— Begin —

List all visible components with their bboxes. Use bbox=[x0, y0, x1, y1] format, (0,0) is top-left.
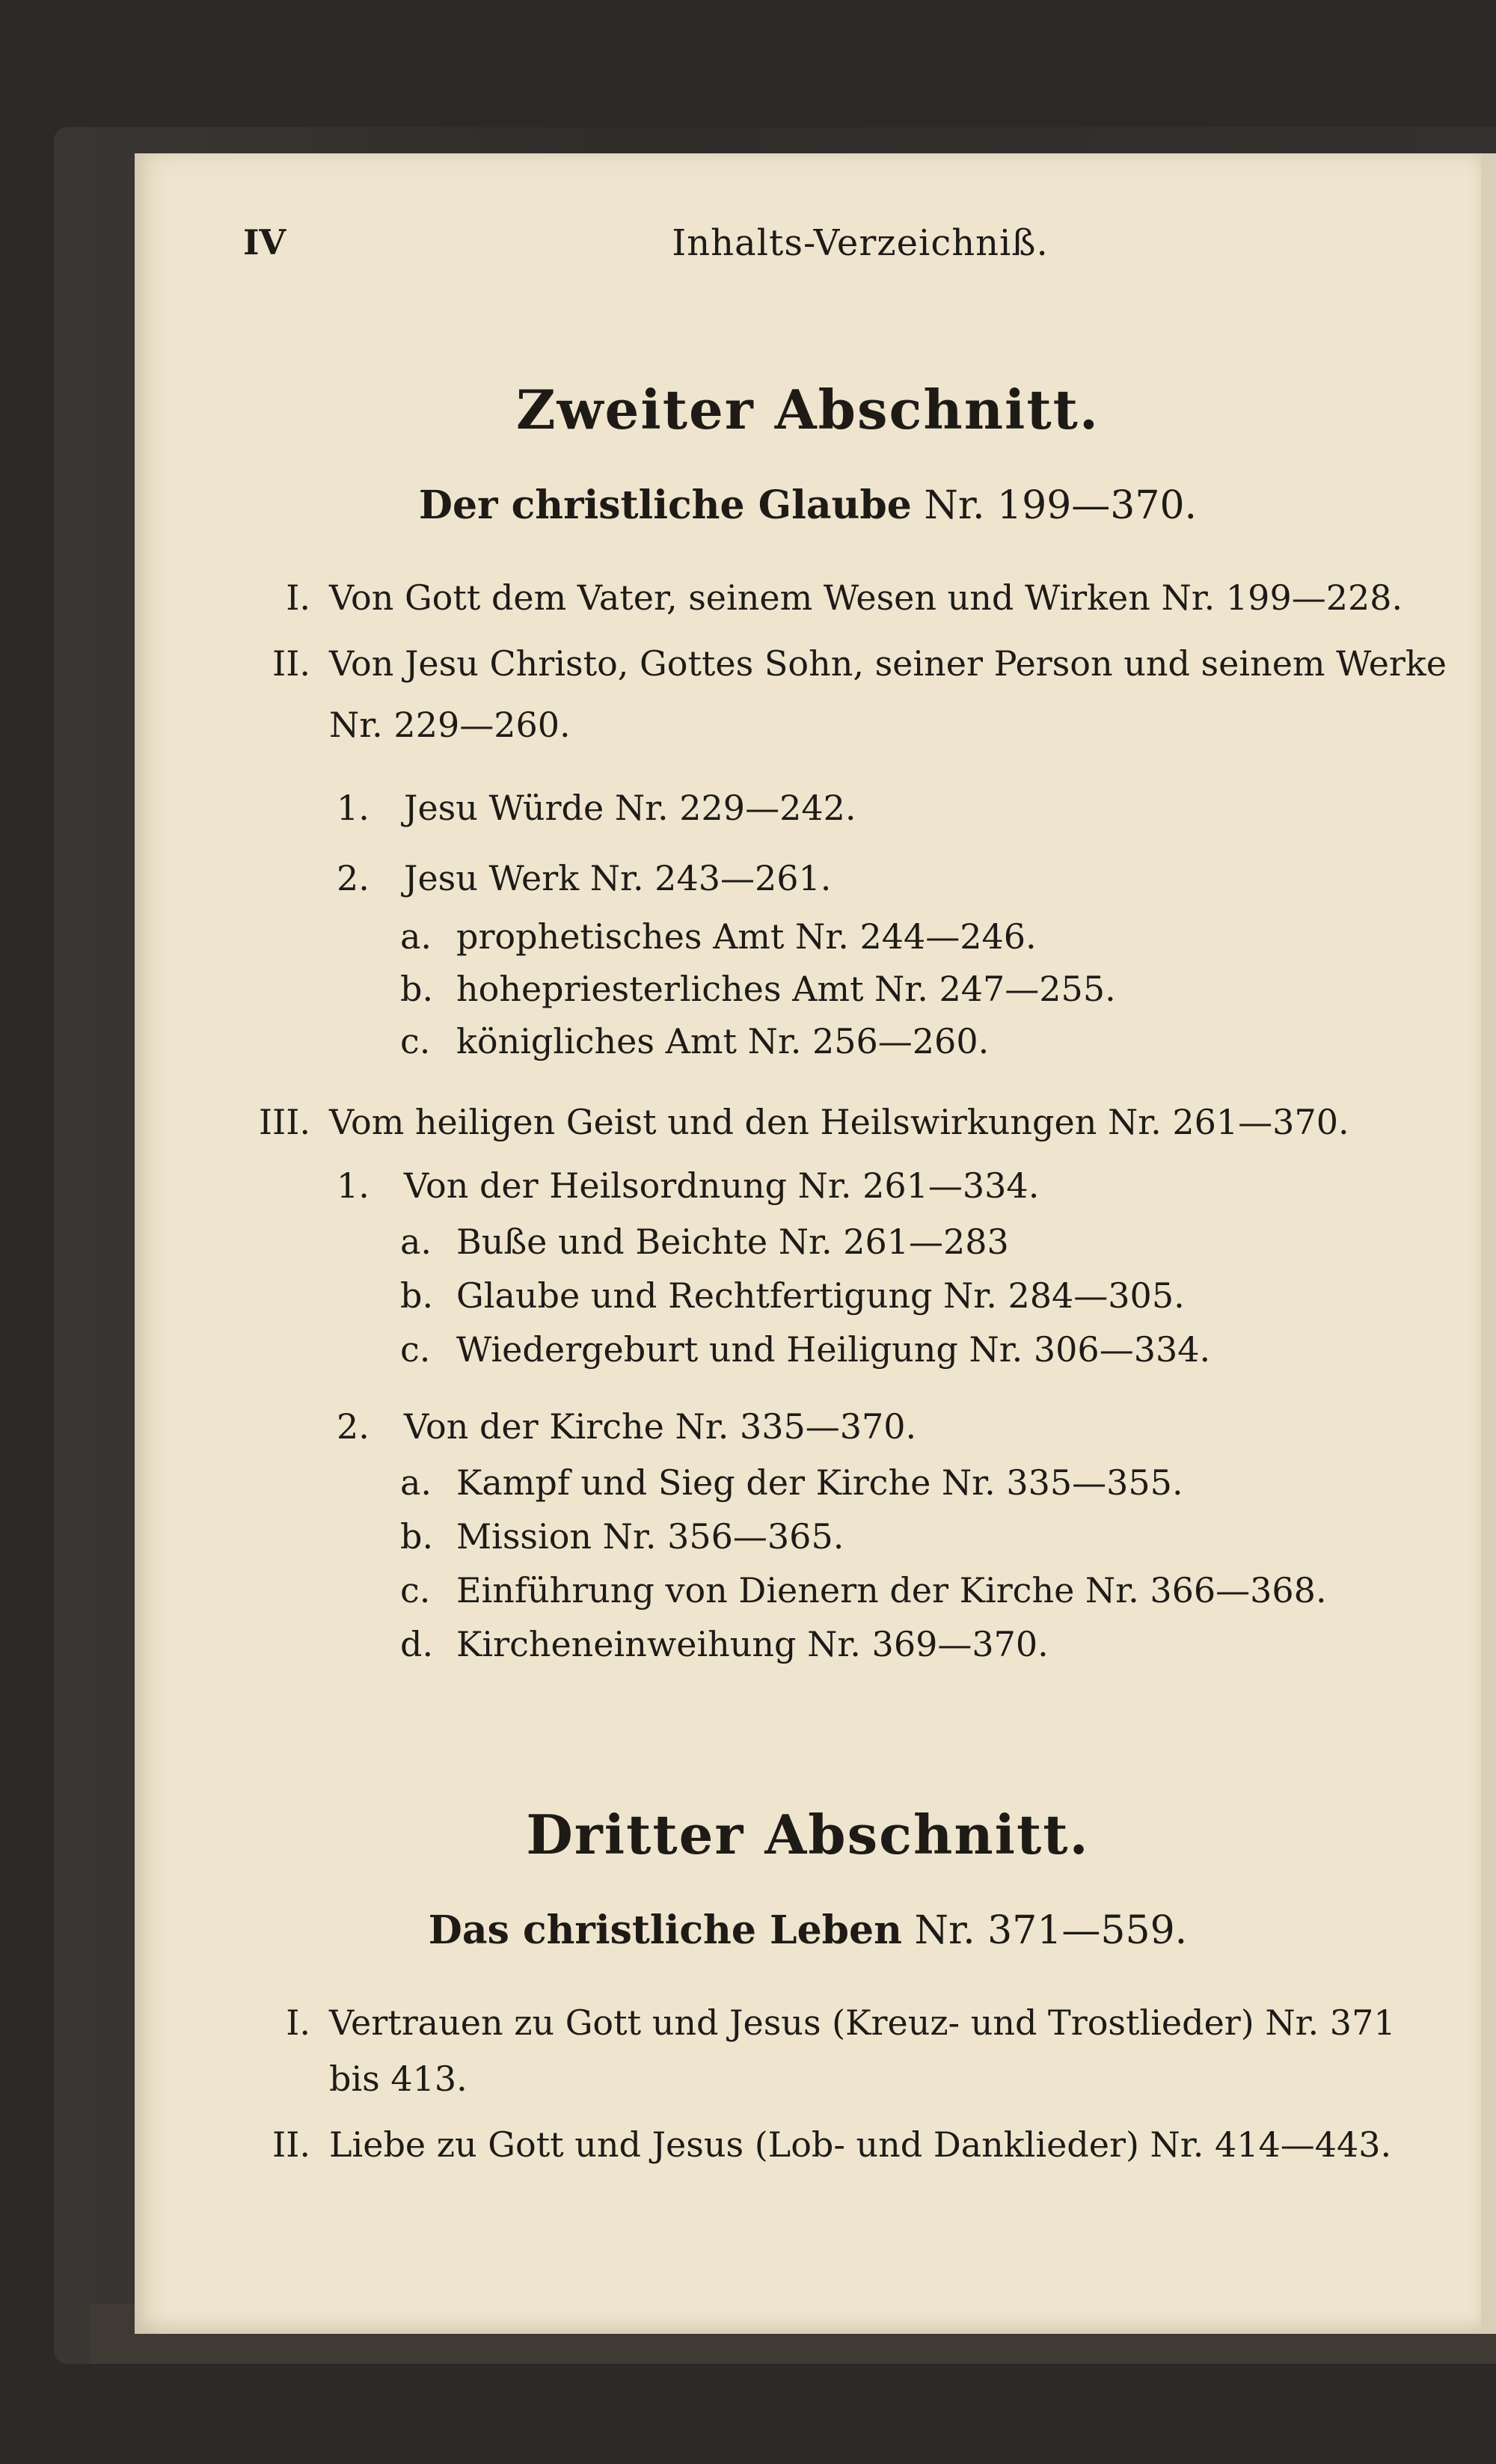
toc-entry: Mission Nr. 356—365. bbox=[456, 1516, 844, 1557]
toc-mark: III. bbox=[258, 1102, 310, 1142]
book-page bbox=[135, 153, 1481, 2334]
section-2-subtitle bbox=[135, 482, 1481, 528]
toc-entry: Vom heiligen Geist und den Heilswirkungen Nr. 261—370. bbox=[329, 1102, 1349, 1142]
toc-entry: Von Jesu Christo, Gottes Sohn, seiner Person und seinem Werke bbox=[329, 643, 1447, 684]
toc-entry: Von Gott dem Vater, seinem Wesen und Wirken Nr. 199—228. bbox=[329, 577, 1403, 618]
toc-entry: Wiedergeburt und Heiligung Nr. 306—334. bbox=[456, 1329, 1211, 1370]
toc-mark: b. bbox=[400, 969, 434, 1009]
toc-mark: 2. bbox=[337, 1406, 370, 1447]
toc-entry: Von der Kirche Nr. 335—370. bbox=[404, 1406, 917, 1447]
running-title: Inhalts-Verzeichniß. bbox=[672, 222, 1049, 264]
toc-entry: Kampf und Sieg der Kirche Nr. 335—355. bbox=[456, 1462, 1183, 1503]
section-3-subtitle-range: Nr. 371—559. bbox=[914, 1908, 1188, 1953]
toc-mark: 1. bbox=[337, 1165, 370, 1206]
toc-mark: a. bbox=[400, 1222, 432, 1262]
section-2-title: Zweiter Abschnitt. bbox=[516, 378, 1100, 441]
section-3-title: Dritter Abschnitt. bbox=[526, 1803, 1090, 1866]
toc-entry: Jesu Würde Nr. 229—242. bbox=[404, 788, 856, 828]
toc-entry: Einführung von Dienern der Kirche Nr. 366—368. bbox=[456, 1570, 1327, 1611]
section-3-subtitle bbox=[135, 1907, 1481, 1953]
page-number: IV bbox=[243, 222, 286, 263]
section-2-subtitle-range: Nr. 199—370. bbox=[924, 483, 1198, 528]
toc-entry-continuation: Nr. 229—260. bbox=[329, 705, 571, 745]
toc-entry: Jesu Werk Nr. 243—261. bbox=[404, 858, 832, 898]
toc-mark: II. bbox=[272, 2124, 310, 2165]
next-page-edge bbox=[1480, 153, 1496, 2334]
toc-mark: b. bbox=[400, 1275, 434, 1316]
toc-mark: 2. bbox=[337, 858, 370, 898]
toc-entry: Liebe zu Gott und Jesus (Lob- und Danklieder) Nr. 414—443. bbox=[329, 2124, 1392, 2165]
toc-mark: c. bbox=[400, 1570, 431, 1611]
toc-mark: d. bbox=[400, 1624, 434, 1664]
toc-entry: königliches Amt Nr. 256—260. bbox=[456, 1021, 990, 1061]
toc-mark: c. bbox=[400, 1021, 431, 1061]
toc-entry: Buße und Beichte Nr. 261—283 bbox=[456, 1222, 1009, 1262]
toc-mark: II. bbox=[272, 643, 310, 684]
section-3-subtitle-topic: Das christliche Leben bbox=[428, 1907, 902, 1953]
toc-entry: Glaube und Rechtfertigung Nr. 284—305. bbox=[456, 1275, 1185, 1316]
toc-entry: hohepriesterliches Amt Nr. 247—255. bbox=[456, 969, 1116, 1009]
toc-entry: prophetisches Amt Nr. 244—246. bbox=[456, 916, 1037, 957]
toc-mark: 1. bbox=[337, 788, 370, 828]
toc-mark: b. bbox=[400, 1516, 434, 1557]
section-2-subtitle-topic: Der christliche Glaube bbox=[418, 482, 912, 528]
toc-mark: a. bbox=[400, 916, 432, 957]
toc-entry-continuation: bis 413. bbox=[329, 2059, 468, 2099]
toc-entry: Von der Heilsordnung Nr. 261—334. bbox=[404, 1165, 1040, 1206]
toc-mark: I. bbox=[286, 577, 310, 618]
toc-entry: Vertrauen zu Gott und Jesus (Kreuz- und Trostlieder) Nr. 371 bbox=[329, 2002, 1396, 2043]
toc-mark: c. bbox=[400, 1329, 431, 1370]
toc-mark: I. bbox=[286, 2002, 310, 2043]
toc-mark: a. bbox=[400, 1462, 432, 1503]
toc-entry: Kircheneinweihung Nr. 369—370. bbox=[456, 1624, 1049, 1664]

— End —

#### [STATED TASK]
Copy out every line of the records above word for word, leaving out the picture.

#### [WRITTEN SOLUTION]
List all visible components with their bboxes. Use bbox=[x0, y0, x1, y1] format, (0,0) is top-left.
toc-entry: Mission Nr. 356—365. bbox=[456, 1516, 844, 1557]
toc-mark: III. bbox=[258, 1102, 310, 1142]
book-page bbox=[135, 153, 1481, 2334]
section-2-subtitle bbox=[135, 482, 1481, 528]
toc-entry: Vom heiligen Geist und den Heilswirkungen Nr. 261—370. bbox=[329, 1102, 1349, 1142]
toc-entry: Von Jesu Christo, Gottes Sohn, seiner Person und seinem Werke bbox=[329, 643, 1447, 684]
toc-entry: Von Gott dem Vater, seinem Wesen und Wirken Nr. 199—228. bbox=[329, 577, 1403, 618]
toc-entry: Wiedergeburt und Heiligung Nr. 306—334. bbox=[456, 1329, 1211, 1370]
toc-mark: b. bbox=[400, 969, 434, 1009]
toc-mark: 2. bbox=[337, 1406, 370, 1447]
toc-entry: Von der Kirche Nr. 335—370. bbox=[404, 1406, 917, 1447]
running-title: Inhalts-Verzeichniß. bbox=[672, 222, 1049, 264]
toc-entry: Kampf und Sieg der Kirche Nr. 335—355. bbox=[456, 1462, 1183, 1503]
section-3-subtitle-range: Nr. 371—559. bbox=[914, 1908, 1188, 1953]
toc-mark: 1. bbox=[337, 1165, 370, 1206]
toc-mark: a. bbox=[400, 1222, 432, 1262]
section-2-title: Zweiter Abschnitt. bbox=[516, 378, 1100, 441]
section-3-title: Dritter Abschnitt. bbox=[526, 1803, 1090, 1866]
toc-entry: Jesu Würde Nr. 229—242. bbox=[404, 788, 856, 828]
toc-entry: Einführung von Dienern der Kirche Nr. 366—368. bbox=[456, 1570, 1327, 1611]
section-3-subtitle bbox=[135, 1907, 1481, 1953]
page-number: IV bbox=[243, 222, 286, 263]
section-2-subtitle-range: Nr. 199—370. bbox=[924, 483, 1198, 528]
toc-entry-continuation: Nr. 229—260. bbox=[329, 705, 571, 745]
toc-entry: Jesu Werk Nr. 243—261. bbox=[404, 858, 832, 898]
toc-mark: II. bbox=[272, 2124, 310, 2165]
next-page-edge bbox=[1480, 153, 1496, 2334]
toc-mark: b. bbox=[400, 1275, 434, 1316]
toc-mark: 2. bbox=[337, 858, 370, 898]
toc-entry: Liebe zu Gott und Jesus (Lob- und Danklieder) Nr. 414—443. bbox=[329, 2124, 1392, 2165]
toc-mark: c. bbox=[400, 1570, 431, 1611]
toc-mark: d. bbox=[400, 1624, 434, 1664]
toc-entry: königliches Amt Nr. 256—260. bbox=[456, 1021, 990, 1061]
toc-mark: c. bbox=[400, 1021, 431, 1061]
toc-entry: Buße und Beichte Nr. 261—283 bbox=[456, 1222, 1009, 1262]
toc-mark: II. bbox=[272, 643, 310, 684]
section-3-subtitle-topic: Das christliche Leben bbox=[428, 1907, 902, 1953]
toc-entry: Glaube und Rechtfertigung Nr. 284—305. bbox=[456, 1275, 1185, 1316]
toc-entry: hohepriesterliches Amt Nr. 247—255. bbox=[456, 969, 1116, 1009]
toc-entry: prophetisches Amt Nr. 244—246. bbox=[456, 916, 1037, 957]
toc-mark: 1. bbox=[337, 788, 370, 828]
toc-mark: b. bbox=[400, 1516, 434, 1557]
section-2-subtitle-topic: Der christliche Glaube bbox=[418, 482, 912, 528]
toc-mark: a. bbox=[400, 916, 432, 957]
toc-entry-continuation: bis 413. bbox=[329, 2059, 468, 2099]
toc-entry: Von der Heilsordnung Nr. 261—334. bbox=[404, 1165, 1040, 1206]
toc-mark: I. bbox=[286, 577, 310, 618]
toc-entry: Vertrauen zu Gott und Jesus (Kreuz- und Trostlieder) Nr. 371 bbox=[329, 2002, 1396, 2043]
toc-mark: c. bbox=[400, 1329, 431, 1370]
toc-mark: I. bbox=[286, 2002, 310, 2043]
toc-mark: a. bbox=[400, 1462, 432, 1503]
toc-entry: Kircheneinweihung Nr. 369—370. bbox=[456, 1624, 1049, 1664]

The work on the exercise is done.